Although it’s not a rebate, it sure behaves a lot like a rebate. If you don’t purchase, the manufacturer doesn’t have to come up with the money.
The third option – if you create the STC but then don’t sell them and don’t surrender them either – they stay in the liability calculations, which pushes up the price because the supply is reduced. Which tends to encourage more people to install solar, because they get a greater discount for their STC. So perhaps that’s the greenest of all. But I imagine that the supply curve is not very steep given that solar is a great investment even without claiming STC, so keeping your STC probably only funds an extra panel or two, nowhere near a whole system.
And as you point out, the lifetime clean energy is probably much more than the STC.
Well I feel a lot better now. Thanks!
A better way to buy GreenPower is through the C3 scheme. It is tax deductible and GST-free and the money doesn’t go to your electricity retailer, what’s not to love!
“The Community Climate Chest or ‘C3’ gives households and businesses access to cheaper, tax-deductible GreenPower and carbon offsets on-line, while directing a share of the proceeds to local environmental groups.”
https://www.climatechest.org.au/whatis/518b3dc8f944570002000002
The price works out at 5c per kWh, slightly cheaper than AGL, and they also offer a carbon offset scheme. I’ve been using them for several years to supplement the effect of my small solar system and offset the charging of an electric car.

_MATERIAL SUPPLIED_.

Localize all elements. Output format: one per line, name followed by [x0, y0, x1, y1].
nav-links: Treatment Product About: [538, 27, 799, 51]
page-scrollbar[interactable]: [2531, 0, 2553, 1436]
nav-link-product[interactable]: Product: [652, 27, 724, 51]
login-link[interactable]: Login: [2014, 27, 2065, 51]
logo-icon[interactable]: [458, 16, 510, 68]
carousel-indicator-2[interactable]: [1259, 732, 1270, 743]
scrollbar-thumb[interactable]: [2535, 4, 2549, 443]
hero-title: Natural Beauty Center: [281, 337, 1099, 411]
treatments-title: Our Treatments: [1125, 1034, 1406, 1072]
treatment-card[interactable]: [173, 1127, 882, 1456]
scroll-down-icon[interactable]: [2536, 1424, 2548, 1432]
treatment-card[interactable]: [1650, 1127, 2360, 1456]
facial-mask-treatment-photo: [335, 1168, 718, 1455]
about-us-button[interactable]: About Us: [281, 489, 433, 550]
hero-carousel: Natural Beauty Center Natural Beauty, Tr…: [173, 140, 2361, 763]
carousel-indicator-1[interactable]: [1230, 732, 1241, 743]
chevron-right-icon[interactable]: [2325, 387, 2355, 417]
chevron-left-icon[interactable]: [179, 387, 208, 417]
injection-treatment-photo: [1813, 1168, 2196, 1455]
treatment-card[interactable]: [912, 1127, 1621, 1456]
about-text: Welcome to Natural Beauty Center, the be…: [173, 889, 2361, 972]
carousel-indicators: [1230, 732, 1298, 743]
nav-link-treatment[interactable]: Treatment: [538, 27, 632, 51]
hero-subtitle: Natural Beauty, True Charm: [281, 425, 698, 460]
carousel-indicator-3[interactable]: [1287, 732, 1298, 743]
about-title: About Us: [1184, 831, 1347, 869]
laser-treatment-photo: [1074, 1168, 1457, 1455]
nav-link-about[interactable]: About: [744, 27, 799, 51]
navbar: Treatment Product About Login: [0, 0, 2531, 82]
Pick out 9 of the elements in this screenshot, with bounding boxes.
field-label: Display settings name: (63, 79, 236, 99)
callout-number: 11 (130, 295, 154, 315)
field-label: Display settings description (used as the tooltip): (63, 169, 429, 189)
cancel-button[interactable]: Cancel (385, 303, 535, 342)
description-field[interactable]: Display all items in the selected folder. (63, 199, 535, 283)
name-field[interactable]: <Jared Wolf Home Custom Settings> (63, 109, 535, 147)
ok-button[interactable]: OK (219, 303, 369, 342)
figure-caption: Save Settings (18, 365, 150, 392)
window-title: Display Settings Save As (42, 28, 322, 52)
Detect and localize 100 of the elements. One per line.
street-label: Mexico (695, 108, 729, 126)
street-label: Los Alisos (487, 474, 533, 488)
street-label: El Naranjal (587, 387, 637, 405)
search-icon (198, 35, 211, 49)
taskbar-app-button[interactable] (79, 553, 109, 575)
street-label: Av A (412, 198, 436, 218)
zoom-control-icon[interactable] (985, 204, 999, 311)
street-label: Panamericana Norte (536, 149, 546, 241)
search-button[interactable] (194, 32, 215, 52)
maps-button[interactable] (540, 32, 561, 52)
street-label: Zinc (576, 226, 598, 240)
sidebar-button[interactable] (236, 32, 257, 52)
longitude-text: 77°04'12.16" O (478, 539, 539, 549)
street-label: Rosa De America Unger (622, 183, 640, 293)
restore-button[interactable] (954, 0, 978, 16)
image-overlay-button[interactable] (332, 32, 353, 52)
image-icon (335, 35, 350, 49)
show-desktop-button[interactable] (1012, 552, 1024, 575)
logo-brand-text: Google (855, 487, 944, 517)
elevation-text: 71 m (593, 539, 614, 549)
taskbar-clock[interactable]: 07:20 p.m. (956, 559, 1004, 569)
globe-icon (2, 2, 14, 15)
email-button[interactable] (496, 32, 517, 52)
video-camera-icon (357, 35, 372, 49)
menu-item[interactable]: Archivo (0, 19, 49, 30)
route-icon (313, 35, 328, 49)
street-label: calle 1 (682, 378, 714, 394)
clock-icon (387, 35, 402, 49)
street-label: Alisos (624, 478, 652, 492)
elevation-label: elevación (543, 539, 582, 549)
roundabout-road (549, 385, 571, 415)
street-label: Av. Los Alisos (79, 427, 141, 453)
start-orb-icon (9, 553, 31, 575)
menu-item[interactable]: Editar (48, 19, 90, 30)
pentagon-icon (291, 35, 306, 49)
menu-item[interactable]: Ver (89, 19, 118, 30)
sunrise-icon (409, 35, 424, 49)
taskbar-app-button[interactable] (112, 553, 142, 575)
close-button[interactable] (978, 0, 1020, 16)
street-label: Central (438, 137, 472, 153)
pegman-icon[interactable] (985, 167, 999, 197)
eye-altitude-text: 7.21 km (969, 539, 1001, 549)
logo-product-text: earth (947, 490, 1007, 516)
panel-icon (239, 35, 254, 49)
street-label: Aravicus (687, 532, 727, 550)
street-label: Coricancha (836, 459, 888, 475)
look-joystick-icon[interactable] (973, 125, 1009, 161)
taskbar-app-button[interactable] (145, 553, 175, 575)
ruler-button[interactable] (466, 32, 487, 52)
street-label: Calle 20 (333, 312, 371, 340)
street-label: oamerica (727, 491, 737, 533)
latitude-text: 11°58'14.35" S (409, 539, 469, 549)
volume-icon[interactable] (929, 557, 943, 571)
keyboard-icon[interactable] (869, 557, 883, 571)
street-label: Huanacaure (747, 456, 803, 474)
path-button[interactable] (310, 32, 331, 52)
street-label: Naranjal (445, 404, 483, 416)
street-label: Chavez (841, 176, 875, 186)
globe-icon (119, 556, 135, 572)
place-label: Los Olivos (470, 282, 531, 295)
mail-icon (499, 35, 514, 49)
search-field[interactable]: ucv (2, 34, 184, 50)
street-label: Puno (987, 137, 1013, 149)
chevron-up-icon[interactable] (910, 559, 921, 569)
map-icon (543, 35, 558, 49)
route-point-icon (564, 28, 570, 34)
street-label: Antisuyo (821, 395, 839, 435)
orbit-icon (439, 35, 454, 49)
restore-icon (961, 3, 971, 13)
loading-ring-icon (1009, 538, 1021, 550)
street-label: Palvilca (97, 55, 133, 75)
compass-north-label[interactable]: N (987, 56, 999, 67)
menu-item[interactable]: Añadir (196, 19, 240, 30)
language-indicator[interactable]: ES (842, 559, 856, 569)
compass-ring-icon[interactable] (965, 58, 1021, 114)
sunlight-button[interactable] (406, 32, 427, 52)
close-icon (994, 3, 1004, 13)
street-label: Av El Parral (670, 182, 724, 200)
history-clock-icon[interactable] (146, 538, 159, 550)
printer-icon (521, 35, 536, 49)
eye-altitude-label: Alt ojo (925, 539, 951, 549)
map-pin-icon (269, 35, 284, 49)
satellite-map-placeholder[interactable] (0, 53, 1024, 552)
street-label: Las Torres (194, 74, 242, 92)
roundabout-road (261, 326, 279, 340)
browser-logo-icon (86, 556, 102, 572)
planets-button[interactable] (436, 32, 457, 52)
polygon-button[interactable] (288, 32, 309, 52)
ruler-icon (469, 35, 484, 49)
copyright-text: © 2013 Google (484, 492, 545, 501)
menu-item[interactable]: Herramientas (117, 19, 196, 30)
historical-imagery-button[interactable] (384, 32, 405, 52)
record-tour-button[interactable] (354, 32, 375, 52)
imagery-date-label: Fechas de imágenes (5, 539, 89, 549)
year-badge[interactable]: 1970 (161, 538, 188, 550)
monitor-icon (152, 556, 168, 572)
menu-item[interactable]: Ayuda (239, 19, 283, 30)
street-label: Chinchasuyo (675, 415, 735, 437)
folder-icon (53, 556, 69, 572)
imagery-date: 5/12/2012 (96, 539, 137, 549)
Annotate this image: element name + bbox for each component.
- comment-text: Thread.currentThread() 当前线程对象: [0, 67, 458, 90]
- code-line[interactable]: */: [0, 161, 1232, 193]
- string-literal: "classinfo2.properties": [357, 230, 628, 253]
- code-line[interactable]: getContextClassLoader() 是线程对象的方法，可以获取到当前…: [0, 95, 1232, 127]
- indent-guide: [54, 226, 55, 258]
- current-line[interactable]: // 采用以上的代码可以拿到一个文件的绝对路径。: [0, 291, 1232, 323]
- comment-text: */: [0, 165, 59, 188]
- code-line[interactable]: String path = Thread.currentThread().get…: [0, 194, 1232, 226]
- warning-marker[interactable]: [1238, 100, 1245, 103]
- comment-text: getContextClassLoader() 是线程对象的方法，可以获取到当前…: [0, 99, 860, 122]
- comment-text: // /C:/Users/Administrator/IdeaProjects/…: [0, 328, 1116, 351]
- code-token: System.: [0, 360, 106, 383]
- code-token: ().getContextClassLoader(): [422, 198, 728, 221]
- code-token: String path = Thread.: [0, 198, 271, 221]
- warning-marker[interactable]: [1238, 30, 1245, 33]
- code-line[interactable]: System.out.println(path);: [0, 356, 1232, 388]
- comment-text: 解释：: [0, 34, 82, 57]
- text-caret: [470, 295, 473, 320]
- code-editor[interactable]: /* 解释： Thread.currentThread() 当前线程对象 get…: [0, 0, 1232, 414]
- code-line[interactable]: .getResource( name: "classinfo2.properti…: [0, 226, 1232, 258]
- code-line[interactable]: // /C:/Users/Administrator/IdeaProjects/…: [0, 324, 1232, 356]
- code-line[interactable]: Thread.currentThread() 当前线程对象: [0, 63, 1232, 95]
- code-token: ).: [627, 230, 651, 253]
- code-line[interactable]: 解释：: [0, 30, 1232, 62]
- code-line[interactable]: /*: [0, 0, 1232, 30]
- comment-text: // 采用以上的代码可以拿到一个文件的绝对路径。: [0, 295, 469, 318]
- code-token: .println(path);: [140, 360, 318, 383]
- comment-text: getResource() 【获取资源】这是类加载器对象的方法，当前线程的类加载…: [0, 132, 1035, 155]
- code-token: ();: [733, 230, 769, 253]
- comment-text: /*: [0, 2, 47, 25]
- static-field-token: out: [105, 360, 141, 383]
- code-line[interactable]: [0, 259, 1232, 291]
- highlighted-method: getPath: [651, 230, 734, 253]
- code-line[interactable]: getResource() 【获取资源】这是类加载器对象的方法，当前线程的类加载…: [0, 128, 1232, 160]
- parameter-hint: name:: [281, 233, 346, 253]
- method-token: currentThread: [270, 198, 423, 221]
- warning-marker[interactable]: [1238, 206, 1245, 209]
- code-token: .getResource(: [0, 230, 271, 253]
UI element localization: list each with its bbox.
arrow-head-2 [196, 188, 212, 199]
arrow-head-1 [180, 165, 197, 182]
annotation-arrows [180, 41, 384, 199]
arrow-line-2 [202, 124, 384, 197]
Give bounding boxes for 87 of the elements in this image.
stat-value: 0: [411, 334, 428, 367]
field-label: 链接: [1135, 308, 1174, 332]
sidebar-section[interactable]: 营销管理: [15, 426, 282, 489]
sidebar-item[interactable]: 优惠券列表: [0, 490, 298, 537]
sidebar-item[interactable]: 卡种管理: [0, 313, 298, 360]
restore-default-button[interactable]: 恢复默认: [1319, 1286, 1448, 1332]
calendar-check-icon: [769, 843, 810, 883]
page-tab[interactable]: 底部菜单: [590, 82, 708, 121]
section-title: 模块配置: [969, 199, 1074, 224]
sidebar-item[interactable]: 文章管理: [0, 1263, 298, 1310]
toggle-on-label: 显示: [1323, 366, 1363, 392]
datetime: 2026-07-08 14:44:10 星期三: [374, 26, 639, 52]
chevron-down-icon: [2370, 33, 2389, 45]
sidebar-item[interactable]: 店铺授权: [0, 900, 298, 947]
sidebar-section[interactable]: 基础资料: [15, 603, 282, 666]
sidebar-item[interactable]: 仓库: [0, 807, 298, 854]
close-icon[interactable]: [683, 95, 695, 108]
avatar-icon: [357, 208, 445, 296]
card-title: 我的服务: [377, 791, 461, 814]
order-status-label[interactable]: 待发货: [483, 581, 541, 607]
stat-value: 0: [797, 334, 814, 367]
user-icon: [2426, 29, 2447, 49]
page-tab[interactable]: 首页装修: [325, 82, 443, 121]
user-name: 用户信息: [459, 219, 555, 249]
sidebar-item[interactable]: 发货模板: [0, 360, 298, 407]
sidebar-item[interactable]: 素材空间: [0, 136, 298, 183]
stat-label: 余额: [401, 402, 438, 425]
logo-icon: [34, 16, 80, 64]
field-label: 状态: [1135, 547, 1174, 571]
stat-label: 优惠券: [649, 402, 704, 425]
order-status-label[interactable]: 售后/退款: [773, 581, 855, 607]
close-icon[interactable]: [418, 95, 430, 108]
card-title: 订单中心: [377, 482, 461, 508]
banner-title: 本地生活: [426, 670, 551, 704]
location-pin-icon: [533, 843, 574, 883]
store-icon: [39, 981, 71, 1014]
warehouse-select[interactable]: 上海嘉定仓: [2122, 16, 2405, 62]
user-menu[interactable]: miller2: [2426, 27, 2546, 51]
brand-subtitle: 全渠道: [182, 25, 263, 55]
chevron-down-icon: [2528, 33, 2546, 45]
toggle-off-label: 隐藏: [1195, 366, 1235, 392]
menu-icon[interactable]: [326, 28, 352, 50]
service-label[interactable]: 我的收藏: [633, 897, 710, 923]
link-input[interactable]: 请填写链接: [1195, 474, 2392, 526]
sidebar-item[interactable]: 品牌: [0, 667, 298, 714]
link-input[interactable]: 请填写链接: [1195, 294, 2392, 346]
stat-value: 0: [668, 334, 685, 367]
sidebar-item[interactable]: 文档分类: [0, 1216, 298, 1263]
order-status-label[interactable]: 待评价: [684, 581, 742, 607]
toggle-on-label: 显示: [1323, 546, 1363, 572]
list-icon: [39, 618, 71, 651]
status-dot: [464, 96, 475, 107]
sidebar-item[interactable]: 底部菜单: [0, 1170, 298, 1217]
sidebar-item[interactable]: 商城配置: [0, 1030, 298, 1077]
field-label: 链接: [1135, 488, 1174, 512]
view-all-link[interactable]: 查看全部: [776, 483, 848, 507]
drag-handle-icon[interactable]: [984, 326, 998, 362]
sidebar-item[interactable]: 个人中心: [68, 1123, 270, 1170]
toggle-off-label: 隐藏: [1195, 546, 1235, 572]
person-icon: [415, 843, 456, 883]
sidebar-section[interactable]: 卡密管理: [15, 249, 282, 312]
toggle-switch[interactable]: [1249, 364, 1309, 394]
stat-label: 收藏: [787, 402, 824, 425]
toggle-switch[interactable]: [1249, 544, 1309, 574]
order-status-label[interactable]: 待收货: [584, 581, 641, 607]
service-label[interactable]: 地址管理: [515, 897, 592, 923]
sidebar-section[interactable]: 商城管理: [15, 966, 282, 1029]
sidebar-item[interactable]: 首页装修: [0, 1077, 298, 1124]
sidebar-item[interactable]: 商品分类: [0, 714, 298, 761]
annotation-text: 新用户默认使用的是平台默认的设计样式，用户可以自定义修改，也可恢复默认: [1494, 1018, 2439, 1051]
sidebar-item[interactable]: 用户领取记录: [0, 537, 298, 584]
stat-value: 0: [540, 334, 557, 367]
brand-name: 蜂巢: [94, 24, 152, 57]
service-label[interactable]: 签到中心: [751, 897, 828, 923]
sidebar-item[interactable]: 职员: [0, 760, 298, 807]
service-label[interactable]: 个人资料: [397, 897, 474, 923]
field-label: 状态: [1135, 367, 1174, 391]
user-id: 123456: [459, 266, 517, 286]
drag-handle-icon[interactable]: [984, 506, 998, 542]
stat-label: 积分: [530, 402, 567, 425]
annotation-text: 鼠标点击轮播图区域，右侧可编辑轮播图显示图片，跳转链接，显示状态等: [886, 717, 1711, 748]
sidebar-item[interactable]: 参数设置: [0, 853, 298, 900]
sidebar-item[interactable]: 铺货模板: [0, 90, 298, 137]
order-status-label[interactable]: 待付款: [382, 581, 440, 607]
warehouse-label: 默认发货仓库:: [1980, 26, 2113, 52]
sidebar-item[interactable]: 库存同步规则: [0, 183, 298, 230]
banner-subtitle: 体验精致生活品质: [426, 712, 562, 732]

_DIRECTIONS_.
(1) Answer these questions from the comment on solar certificates and GreenPower:
(a) What happens to STC that are created but neither sold nor surrendered?
(b) What price per kWh does GreenPower through the C3 scheme work out at?
(c) Besides supplementing a small solar system, what does the writer use the C3 scheme to offset?
(2) In the comment on solar certificates and GreenPower, list every advantage of the C3 scheme named in the sentence that begins "It is tax deductible".
(3) From the comment on solar certificates and GreenPower, extract the passage between "The third option" and "than the STC.", inclusive.
The entries are separate material and have no connection to the comment on solar certificates and GreenPower.

_EXPECTED RESULTS_.
(1)
(a) They stay in the liability calculations, which pushes up the price because the supply is reduced.
(b) 5c per kWh.
(c) The charging of an electric car.

(2)
- It is tax deductible.
- It is GST-free.
- The money doesn't go to your electricity retailer.

(3)
The third option – if you create the STC but then don’t sell them and don’t surrender them either – they stay in the liability calculations, which pushes up the price because the supply is reduced. Which tends to encourage more people to install solar, because they get a greater discount for their STC. So perhaps that’s the greenest of all. But I imagine that the supply curve is not very steep given that solar is a great investment even without claiming STC, so keeping your STC probably only funds an extra panel or two, nowhere near a whole system.
And as you point out, the lifetime clean energy is probably much more than the STC.